» What you need to do
Each record below must be returned exactly as shown.

» Records to process
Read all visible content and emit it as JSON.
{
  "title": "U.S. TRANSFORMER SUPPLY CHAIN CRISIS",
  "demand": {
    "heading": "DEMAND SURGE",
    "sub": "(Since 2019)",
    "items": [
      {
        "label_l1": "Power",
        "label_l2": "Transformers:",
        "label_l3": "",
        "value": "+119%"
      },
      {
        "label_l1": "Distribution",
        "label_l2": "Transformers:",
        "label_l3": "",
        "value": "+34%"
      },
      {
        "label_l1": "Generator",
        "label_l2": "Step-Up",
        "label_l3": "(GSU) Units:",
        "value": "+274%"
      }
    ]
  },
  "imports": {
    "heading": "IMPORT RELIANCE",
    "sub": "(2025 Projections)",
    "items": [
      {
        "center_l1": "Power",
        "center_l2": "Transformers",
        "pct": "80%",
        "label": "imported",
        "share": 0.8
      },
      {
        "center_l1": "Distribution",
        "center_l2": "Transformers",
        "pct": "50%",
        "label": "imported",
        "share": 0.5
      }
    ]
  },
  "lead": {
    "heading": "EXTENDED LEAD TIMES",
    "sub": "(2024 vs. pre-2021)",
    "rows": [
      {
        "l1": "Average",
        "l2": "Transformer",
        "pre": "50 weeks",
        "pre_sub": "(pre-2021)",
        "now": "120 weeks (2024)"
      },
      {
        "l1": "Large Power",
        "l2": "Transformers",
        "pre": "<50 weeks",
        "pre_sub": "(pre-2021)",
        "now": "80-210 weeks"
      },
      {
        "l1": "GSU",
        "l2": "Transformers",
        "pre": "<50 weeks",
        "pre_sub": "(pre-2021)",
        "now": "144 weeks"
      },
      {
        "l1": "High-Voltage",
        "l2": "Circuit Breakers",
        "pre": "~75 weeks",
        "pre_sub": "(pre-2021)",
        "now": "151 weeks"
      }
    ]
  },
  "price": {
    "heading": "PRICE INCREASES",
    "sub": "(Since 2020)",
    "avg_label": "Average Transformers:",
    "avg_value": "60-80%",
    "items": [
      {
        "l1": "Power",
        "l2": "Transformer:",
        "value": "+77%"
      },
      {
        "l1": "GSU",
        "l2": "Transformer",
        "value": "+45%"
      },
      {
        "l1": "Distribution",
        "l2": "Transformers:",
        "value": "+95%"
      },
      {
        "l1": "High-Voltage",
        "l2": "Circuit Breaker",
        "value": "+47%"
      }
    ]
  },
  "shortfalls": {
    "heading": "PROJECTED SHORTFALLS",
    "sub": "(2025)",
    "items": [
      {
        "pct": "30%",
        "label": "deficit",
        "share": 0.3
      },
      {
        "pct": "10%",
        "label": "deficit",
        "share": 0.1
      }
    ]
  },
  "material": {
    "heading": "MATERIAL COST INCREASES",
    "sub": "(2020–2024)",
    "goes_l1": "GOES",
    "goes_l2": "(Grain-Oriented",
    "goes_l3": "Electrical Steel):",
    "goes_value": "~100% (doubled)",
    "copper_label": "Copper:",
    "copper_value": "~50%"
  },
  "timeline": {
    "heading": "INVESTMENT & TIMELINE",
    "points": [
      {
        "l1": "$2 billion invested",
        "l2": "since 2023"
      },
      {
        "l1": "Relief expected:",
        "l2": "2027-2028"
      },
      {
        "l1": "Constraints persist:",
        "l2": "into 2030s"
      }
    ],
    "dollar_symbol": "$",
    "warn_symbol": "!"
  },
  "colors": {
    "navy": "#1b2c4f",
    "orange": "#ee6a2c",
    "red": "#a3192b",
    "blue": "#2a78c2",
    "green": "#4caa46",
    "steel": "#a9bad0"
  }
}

» Complete response
Read all visible content and emit it as JSON.
{
  "title": "U.S. TRANSFORMER SUPPLY CHAIN CRISIS",
  "demand": {
    "heading": "DEMAND SURGE",
    "sub": "(Since 2019)",
    "items": [
      {
        "label_l1": "Power",
        "label_l2": "Transformers:",
        "label_l3": "",
        "value": "+119%"
      },
      {
        "label_l1": "Distribution",
        "label_l2": "Transformers:",
        "label_l3": "",
        "value": "+34%"
      },
      {
        "label_l1": "Generator",
        "label_l2": "Step-Up",
        "label_l3": "(GSU) Units:",
        "value": "+274%"
      }
    ]
  },
  "imports": {
    "heading": "IMPORT RELIANCE",
    "sub": "(2025 Projections)",
    "items": [
      {
        "center_l1": "Power",
        "center_l2": "Transformers",
        "pct": "80%",
        "label": "imported",
        "share": 0.8
      },
      {
        "center_l1": "Distribution",
        "center_l2": "Transformers",
        "pct": "50%",
        "label": "imported",
        "share": 0.5
      }
    ]
  },
  "lead": {
    "heading": "EXTENDED LEAD TIMES",
    "sub": "(2024 vs. pre-2021)",
    "rows": [
      {
        "l1": "Average",
        "l2": "Transformer",
        "pre": "50 weeks",
        "pre_sub": "(pre-2021)",
        "now": "120 weeks (2024)"
      },
      {
        "l1": "Large Power",
        "l2": "Transformers",
        "pre": "<50 weeks",
        "pre_sub": "(pre-2021)",
        "now": "80-210 weeks"
      },
      {
        "l1": "GSU",
        "l2": "Transformers",
        "pre": "<50 weeks",
        "pre_sub": "(pre-2021)",
        "now": "144 weeks"
      },
      {
        "l1": "High-Voltage",
        "l2": "Circuit Breakers",
        "pre": "~75 weeks",
        "pre_sub": "(pre-2021)",
        "now": "151 weeks"
      }
    ]
  },
  "price": {
    "heading": "PRICE INCREASES",
    "sub": "(Since 2020)",
    "avg_label": "Average Transformers:",
    "avg_value": "60-80%",
    "items": [
      {
        "l1": "Power",
        "l2": "Transformer:",
        "value": "+77%"
      },
      {
        "l1": "GSU",
        "l2": "Transformer",
        "value": "+45%"
      },
      {
        "l1": "Distribution",
        "l2": "Transformers:",
        "value": "+95%"
      },
      {
        "l1": "High-Voltage",
        "l2": "Circuit Breaker",
        "value": "+47%"
      }
    ]
  },
  "shortfalls": {
    "heading": "PROJECTED SHORTFALLS",
    "sub": "(2025)",
    "items": [
      {
        "pct": "30%",
        "label": "deficit",
        "share": 0.3
      },
      {
        "pct": "10%",
        "label": "deficit",
        "share": 0.1
      }
    ]
  },
  "material": {
    "heading": "MATERIAL COST INCREASES",
    "sub": "(2020–2024)",
    "goes_l1": "GOES",
    "goes_l2": "(Grain-Oriented",
    "goes_l3": "Electrical Steel):",
    "goes_value": "~100% (doubled)",
    "copper_label": "Copper:",
    "copper_value": "~50%"
  },
  "timeline": {
    "heading": "INVESTMENT & TIMELINE",
    "points": [
      {
        "l1": "$2 billion invested",
        "l2": "since 2023"
      },
      {
        "l1": "Relief expected:",
        "l2": "2027-2028"
      },
      {
        "l1": "Constraints persist:",
        "l2": "into 2030s"
      }
    ],
    "dollar_symbol": "$",
    "warn_symbol": "!"
  },
  "colors": {
    "navy": "#1b2c4f",
    "orange": "#ee6a2c",
    "red": "#a3192b",
    "blue": "#2a78c2",
    "green": "#4caa46",
    "steel": "#a9bad0"
  }
}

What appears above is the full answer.